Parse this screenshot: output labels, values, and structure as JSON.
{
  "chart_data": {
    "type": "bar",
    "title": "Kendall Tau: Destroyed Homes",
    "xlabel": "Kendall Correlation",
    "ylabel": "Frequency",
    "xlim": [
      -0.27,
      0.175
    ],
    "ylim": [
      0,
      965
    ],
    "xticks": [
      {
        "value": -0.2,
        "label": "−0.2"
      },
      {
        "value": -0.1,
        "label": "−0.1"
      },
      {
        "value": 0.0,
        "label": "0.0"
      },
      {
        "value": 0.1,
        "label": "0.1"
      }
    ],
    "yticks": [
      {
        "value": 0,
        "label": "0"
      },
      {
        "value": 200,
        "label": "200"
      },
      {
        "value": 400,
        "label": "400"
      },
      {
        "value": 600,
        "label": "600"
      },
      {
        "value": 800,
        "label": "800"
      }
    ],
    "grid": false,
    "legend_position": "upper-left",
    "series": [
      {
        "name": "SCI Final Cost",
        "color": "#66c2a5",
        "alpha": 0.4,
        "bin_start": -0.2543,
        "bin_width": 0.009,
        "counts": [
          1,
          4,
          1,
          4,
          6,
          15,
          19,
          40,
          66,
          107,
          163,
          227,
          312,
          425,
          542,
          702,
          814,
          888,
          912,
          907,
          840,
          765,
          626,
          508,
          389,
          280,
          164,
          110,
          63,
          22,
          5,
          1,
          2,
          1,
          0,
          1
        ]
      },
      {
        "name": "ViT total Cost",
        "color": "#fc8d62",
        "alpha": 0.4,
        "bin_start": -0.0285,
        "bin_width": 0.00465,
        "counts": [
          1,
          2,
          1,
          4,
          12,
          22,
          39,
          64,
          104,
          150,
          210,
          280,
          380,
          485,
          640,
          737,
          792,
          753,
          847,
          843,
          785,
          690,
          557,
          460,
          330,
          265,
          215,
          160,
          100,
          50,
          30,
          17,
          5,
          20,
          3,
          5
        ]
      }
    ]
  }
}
···
= WHAT THE TASK ASKS =
Where a line above holds the string "Kendall", show that line.

= ANSWER =
    "title": "Kendall Tau: Destroyed Homes",
    "xlabel": "Kendall Correlation",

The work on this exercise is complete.